PROMPT: Copy each line exactly.

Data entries
::::::::::

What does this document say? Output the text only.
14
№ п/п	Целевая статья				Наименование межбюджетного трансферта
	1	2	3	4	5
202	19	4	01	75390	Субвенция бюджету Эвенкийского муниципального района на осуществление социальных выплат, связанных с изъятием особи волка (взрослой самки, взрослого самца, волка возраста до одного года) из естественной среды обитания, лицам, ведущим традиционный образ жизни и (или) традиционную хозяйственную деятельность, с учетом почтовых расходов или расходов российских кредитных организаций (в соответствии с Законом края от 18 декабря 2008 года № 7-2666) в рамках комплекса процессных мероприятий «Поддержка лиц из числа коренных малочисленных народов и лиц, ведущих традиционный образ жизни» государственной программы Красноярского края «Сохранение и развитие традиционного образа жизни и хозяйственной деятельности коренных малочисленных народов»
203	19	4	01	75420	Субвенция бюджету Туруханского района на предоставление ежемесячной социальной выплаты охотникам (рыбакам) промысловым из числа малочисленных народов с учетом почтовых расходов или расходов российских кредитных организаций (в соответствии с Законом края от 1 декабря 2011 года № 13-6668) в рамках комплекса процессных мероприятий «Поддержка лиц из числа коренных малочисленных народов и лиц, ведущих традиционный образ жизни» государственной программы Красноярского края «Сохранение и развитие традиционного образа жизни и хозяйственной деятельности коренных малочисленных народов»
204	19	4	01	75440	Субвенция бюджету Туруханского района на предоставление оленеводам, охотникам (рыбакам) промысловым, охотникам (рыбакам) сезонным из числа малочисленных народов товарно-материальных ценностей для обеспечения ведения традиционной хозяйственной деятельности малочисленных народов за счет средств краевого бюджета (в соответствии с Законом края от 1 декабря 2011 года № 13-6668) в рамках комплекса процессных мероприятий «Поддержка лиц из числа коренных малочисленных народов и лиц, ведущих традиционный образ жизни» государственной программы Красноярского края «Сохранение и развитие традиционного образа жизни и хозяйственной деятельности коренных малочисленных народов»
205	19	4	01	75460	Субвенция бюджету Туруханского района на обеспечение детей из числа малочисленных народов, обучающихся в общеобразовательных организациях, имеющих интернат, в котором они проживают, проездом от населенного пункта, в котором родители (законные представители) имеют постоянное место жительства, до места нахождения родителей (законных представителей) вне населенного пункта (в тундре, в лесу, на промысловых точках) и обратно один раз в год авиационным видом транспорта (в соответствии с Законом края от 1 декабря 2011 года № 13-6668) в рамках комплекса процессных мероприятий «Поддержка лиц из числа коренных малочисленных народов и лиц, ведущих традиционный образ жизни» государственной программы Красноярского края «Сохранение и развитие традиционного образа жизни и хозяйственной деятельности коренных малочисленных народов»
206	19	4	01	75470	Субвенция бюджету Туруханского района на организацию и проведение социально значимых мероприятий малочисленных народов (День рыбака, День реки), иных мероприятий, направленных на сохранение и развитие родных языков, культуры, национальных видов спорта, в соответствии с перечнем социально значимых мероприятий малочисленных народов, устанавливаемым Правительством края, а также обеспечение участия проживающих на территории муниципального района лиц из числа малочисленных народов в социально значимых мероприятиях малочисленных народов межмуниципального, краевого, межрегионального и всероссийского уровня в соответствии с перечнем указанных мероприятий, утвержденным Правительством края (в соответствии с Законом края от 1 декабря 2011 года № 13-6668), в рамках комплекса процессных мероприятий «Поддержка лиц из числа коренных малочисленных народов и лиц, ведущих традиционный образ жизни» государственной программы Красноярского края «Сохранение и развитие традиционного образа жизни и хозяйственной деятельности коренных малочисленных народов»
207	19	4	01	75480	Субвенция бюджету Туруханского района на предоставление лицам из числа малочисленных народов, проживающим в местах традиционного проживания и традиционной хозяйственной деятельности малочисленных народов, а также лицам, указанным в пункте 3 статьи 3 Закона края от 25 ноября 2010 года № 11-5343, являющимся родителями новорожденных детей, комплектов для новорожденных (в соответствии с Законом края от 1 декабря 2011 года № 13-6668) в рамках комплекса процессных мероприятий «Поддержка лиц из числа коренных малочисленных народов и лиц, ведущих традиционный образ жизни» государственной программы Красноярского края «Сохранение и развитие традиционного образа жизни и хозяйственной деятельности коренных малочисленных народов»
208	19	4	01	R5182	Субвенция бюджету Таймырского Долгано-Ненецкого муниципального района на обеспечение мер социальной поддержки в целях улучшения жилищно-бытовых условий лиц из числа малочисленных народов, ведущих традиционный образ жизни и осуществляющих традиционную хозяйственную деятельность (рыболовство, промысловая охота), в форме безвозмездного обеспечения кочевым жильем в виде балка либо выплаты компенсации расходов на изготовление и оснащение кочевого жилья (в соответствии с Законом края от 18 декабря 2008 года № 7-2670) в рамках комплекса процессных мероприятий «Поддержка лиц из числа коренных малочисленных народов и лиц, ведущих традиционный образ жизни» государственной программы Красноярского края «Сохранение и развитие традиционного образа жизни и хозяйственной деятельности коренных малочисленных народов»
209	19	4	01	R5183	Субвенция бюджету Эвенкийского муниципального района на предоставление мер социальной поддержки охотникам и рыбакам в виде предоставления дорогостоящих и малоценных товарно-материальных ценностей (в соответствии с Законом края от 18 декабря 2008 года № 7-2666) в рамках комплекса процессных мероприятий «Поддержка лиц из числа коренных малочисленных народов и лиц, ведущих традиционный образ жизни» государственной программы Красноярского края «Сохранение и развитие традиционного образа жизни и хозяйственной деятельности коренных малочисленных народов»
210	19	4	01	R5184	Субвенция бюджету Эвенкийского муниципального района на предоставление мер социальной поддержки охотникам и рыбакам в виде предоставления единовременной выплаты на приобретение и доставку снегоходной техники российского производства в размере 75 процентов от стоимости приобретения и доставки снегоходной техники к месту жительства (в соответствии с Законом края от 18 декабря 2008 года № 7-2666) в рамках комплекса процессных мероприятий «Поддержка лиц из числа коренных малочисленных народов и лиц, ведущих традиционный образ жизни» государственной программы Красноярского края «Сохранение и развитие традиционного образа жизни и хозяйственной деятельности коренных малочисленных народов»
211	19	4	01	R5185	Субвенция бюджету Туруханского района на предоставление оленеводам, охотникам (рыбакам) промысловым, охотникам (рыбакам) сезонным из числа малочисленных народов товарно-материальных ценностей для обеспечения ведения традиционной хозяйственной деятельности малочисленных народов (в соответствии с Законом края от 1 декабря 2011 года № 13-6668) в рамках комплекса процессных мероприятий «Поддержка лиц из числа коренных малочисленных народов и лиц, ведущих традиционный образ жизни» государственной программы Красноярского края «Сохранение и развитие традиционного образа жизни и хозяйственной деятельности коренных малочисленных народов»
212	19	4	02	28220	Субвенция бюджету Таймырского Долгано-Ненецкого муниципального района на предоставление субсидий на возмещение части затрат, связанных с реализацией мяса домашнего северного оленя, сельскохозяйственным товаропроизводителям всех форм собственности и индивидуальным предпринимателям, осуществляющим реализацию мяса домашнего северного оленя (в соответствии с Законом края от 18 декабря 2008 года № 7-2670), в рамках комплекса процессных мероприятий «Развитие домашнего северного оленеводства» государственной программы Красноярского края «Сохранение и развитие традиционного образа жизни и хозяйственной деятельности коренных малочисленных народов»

::::::::::

RESULT:
What does this document say? Output the text only.
14
№ п/п	Целевая статья				Наименование межбюджетного трансферта
	1	2	3	4	5
202	19	4	01	75390	Субвенция бюджету Эвенкийского муниципального района на осуществление социальных выплат, связанных с изъятием особи волка (взрослой самки, взрослого самца, волка возраста до одного года) из естественной среды обитания, лицам, ведущим традиционный образ жизни и (или) традиционную хозяйственную деятельность, с учетом почтовых расходов или расходов российских кредитных организаций (в соответствии с Законом края от 18 декабря 2008 года № 7-2666) в рамках комплекса процессных мероприятий «Поддержка лиц из числа коренных малочисленных народов и лиц, ведущих традиционный образ жизни» государственной программы Красноярского края «Сохранение и развитие традиционного образа жизни и хозяйственной деятельности коренных малочисленных народов»
203	19	4	01	75420	Субвенция бюджету Туруханского района на предоставление ежемесячной социальной выплаты охотникам (рыбакам) промысловым из числа малочисленных народов с учетом почтовых расходов или расходов российских кредитных организаций (в соответствии с Законом края от 1 декабря 2011 года № 13-6668) в рамках комплекса процессных мероприятий «Поддержка лиц из числа коренных малочисленных народов и лиц, ведущих традиционный образ жизни» государственной программы Красноярского края «Сохранение и развитие традиционного образа жизни и хозяйственной деятельности коренных малочисленных народов»
204	19	4	01	75440	Субвенция бюджету Туруханского района на предоставление оленеводам, охотникам (рыбакам) промысловым, охотникам (рыбакам) сезонным из числа малочисленных народов товарно-материальных ценностей для обеспечения ведения традиционной хозяйственной деятельности малочисленных народов за счет средств краевого бюджета (в соответствии с Законом края от 1 декабря 2011 года № 13-6668) в рамках комплекса процессных мероприятий «Поддержка лиц из числа коренных малочисленных народов и лиц, ведущих традиционный образ жизни» государственной программы Красноярского края «Сохранение и развитие традиционного образа жизни и хозяйственной деятельности коренных малочисленных народов»
205	19	4	01	75460	Субвенция бюджету Туруханского района на обеспечение детей из числа малочисленных народов, обучающихся в общеобразовательных организациях, имеющих интернат, в котором они проживают, проездом от населенного пункта, в котором родители (законные представители) имеют постоянное место жительства, до места нахождения родителей (законных представителей) вне населенного пункта (в тундре, в лесу, на промысловых точках) и обратно один раз в год авиационным видом транспорта (в соответствии с Законом края от 1 декабря 2011 года № 13-6668) в рамках комплекса процессных мероприятий «Поддержка лиц из числа коренных малочисленных народов и лиц, ведущих традиционный образ жизни» государственной программы Красноярского края «Сохранение и развитие традиционного образа жизни и хозяйственной деятельности коренных малочисленных народов»
206	19	4	01	75470	Субвенция бюджету Туруханского района на организацию и проведение социально значимых мероприятий малочисленных народов (День рыбака, День реки), иных мероприятий, направленных на сохранение и развитие родных языков, культуры, национальных видов спорта, в соответствии с перечнем социально значимых мероприятий малочисленных народов, устанавливаемым Правительством края, а также обеспечение участия проживающих на территории муниципального района лиц из числа малочисленных народов в социально значимых мероприятиях малочисленных народов межмуниципального, краевого, межрегионального и всероссийского уровня в соответствии с перечнем указанных мероприятий, утвержденным Правительством края (в соответствии с Законом края от 1 декабря 2011 года № 13-6668), в рамках комплекса процессных мероприятий «Поддержка лиц из числа коренных малочисленных народов и лиц, ведущих традиционный образ жизни» государственной программы Красноярского края «Сохранение и развитие традиционного образа жизни и хозяйственной деятельности коренных малочисленных народов»
207	19	4	01	75480	Субвенция бюджету Туруханского района на предоставление лицам из числа малочисленных народов, проживающим в местах традиционного проживания и традиционной хозяйственной деятельности малочисленных народов, а также лицам, указанным в пункте 3 статьи 3 Закона края от 25 ноября 2010 года № 11-5343, являющимся родителями новорожденных детей, комплектов для новорожденных (в соответствии с Законом края от 1 декабря 2011 года № 13-6668) в рамках комплекса процессных мероприятий «Поддержка лиц из числа коренных малочисленных народов и лиц, ведущих традиционный образ жизни» государственной программы Красноярского края «Сохранение и развитие традиционного образа жизни и хозяйственной деятельности коренных малочисленных народов»
208	19	4	01	R5182	Субвенция бюджету Таймырского Долгано-Ненецкого муниципального района на обеспечение мер социальной поддержки в целях улучшения жилищно-бытовых условий лиц из числа малочисленных народов, ведущих традиционный образ жизни и осуществляющих традиционную хозяйственную деятельность (рыболовство, промысловая охота), в форме безвозмездного обеспечения кочевым жильем в виде балка либо выплаты компенсации расходов на изготовление и оснащение кочевого жилья (в соответствии с Законом края от 18 декабря 2008 года № 7-2670) в рамках комплекса процессных мероприятий «Поддержка лиц из числа коренных малочисленных народов и лиц, ведущих традиционный образ жизни» государственной программы Красноярского края «Сохранение и развитие традиционного образа жизни и хозяйственной деятельности коренных малочисленных народов»
209	19	4	01	R5183	Субвенция бюджету Эвенкийского муниципального района на предоставление мер социальной поддержки охотникам и рыбакам в виде предоставления дорогостоящих и малоценных товарно-материальных ценностей (в соответствии с Законом края от 18 декабря 2008 года № 7-2666) в рамках комплекса процессных мероприятий «Поддержка лиц из числа коренных малочисленных народов и лиц, ведущих традиционный образ жизни» государственной программы Красноярского края «Сохранение и развитие традиционного образа жизни и хозяйственной деятельности коренных малочисленных народов»
210	19	4	01	R5184	Субвенция бюджету Эвенкийского муниципального района на предоставление мер социальной поддержки охотникам и рыбакам в виде предоставления единовременной выплаты на приобретение и доставку снегоходной техники российского производства в размере 75 процентов от стоимости приобретения и доставки снегоходной техники к месту жительства (в соответствии с Законом края от 18 декабря 2008 года № 7-2666) в рамках комплекса процессных мероприятий «Поддержка лиц из числа коренных малочисленных народов и лиц, ведущих традиционный образ жизни» государственной программы Красноярского края «Сохранение и развитие традиционного образа жизни и хозяйственной деятельности коренных малочисленных народов»
211	19	4	01	R5185	Субвенция бюджету Туруханского района на предоставление оленеводам, охотникам (рыбакам) промысловым, охотникам (рыбакам) сезонным из числа малочисленных народов товарно-материальных ценностей для обеспечения ведения традиционной хозяйственной деятельности малочисленных народов (в соответствии с Законом края от 1 декабря 2011 года № 13-6668) в рамках комплекса процессных мероприятий «Поддержка лиц из числа коренных малочисленных народов и лиц, ведущих традиционный образ жизни» государственной программы Красноярского края «Сохранение и развитие традиционного образа жизни и хозяйственной деятельности коренных малочисленных народов»
212	19	4	02	28220	Субвенция бюджету Таймырского Долгано-Ненецкого муниципального района на предоставление субсидий на возмещение части затрат, связанных с реализацией мяса домашнего северного оленя, сельскохозяйственным товаропроизводителям всех форм собственности и индивидуальным предпринимателям, осуществляющим реализацию мяса домашнего северного оленя (в соответствии с Законом края от 18 декабря 2008 года № 7-2670), в рамках комплекса процессных мероприятий «Развитие домашнего северного оленеводства» государственной программы Красноярского края «Сохранение и развитие традиционного образа жизни и хозяйственной деятельности коренных малочисленных народов»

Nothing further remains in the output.